▸ **Aim**
Write the material out again exactly.

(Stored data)

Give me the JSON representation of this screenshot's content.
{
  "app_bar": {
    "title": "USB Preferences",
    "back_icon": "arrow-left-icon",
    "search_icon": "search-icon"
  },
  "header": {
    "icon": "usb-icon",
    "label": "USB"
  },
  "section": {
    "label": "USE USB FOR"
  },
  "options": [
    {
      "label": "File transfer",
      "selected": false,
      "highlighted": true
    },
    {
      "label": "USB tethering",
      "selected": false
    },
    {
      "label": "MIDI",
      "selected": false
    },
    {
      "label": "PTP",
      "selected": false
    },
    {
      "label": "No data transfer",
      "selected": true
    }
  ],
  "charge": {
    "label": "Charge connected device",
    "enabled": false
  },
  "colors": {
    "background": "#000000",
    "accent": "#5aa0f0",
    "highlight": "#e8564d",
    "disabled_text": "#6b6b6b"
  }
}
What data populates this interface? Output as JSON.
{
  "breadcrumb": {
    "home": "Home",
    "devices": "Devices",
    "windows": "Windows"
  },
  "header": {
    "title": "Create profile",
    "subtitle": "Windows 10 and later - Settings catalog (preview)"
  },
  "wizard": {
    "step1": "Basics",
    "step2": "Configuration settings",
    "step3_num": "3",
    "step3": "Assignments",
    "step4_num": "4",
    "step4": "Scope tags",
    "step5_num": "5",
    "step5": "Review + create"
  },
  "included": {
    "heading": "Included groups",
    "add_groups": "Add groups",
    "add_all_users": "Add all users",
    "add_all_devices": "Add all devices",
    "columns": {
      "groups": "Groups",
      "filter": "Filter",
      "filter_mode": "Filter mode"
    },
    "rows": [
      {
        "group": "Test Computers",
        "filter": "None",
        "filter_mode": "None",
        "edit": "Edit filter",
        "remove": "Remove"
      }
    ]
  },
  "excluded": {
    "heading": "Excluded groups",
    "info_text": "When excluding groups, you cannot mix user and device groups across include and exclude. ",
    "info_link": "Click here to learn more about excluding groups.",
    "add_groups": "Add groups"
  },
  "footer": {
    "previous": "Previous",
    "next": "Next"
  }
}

▸ **Answer to this exercise**
Give me the JSON representation of this screenshot's content.
{
  "app_bar": {
    "title": "USB Preferences",
    "back_icon": "arrow-left-icon",
    "search_icon": "search-icon"
  },
  "header": {
    "icon": "usb-icon",
    "label": "USB"
  },
  "section": {
    "label": "USE USB FOR"
  },
  "options": [
    {
      "label": "File transfer",
      "selected": false,
      "highlighted": true
    },
    {
      "label": "USB tethering",
      "selected": false
    },
    {
      "label": "MIDI",
      "selected": false
    },
    {
      "label": "PTP",
      "selected": false
    },
    {
      "label": "No data transfer",
      "selected": true
    }
  ],
  "charge": {
    "label": "Charge connected device",
    "enabled": false
  },
  "colors": {
    "background": "#000000",
    "accent": "#5aa0f0",
    "highlight": "#e8564d",
    "disabled_text": "#6b6b6b"
  }
}
What data populates this interface? Output as JSON.
{
  "breadcrumb": {
    "home": "Home",
    "devices": "Devices",
    "windows": "Windows"
  },
  "header": {
    "title": "Create profile",
    "subtitle": "Windows 10 and later - Settings catalog (preview)"
  },
  "wizard": {
    "step1": "Basics",
    "step2": "Configuration settings",
    "step3_num": "3",
    "step3": "Assignments",
    "step4_num": "4",
    "step4": "Scope tags",
    "step5_num": "5",
    "step5": "Review + create"
  },
  "included": {
    "heading": "Included groups",
    "add_groups": "Add groups",
    "add_all_users": "Add all users",
    "add_all_devices": "Add all devices",
    "columns": {
      "groups": "Groups",
      "filter": "Filter",
      "filter_mode": "Filter mode"
    },
    "rows": [
      {
        "group": "Test Computers",
        "filter": "None",
        "filter_mode": "None",
        "edit": "Edit filter",
        "remove": "Remove"
      }
    ]
  },
  "excluded": {
    "heading": "Excluded groups",
    "info_text": "When excluding groups, you cannot mix user and device groups across include and exclude. ",
    "info_link": "Click here to learn more about excluding groups.",
    "add_groups": "Add groups"
  },
  "footer": {
    "previous": "Previous",
    "next": "Next"
  }
}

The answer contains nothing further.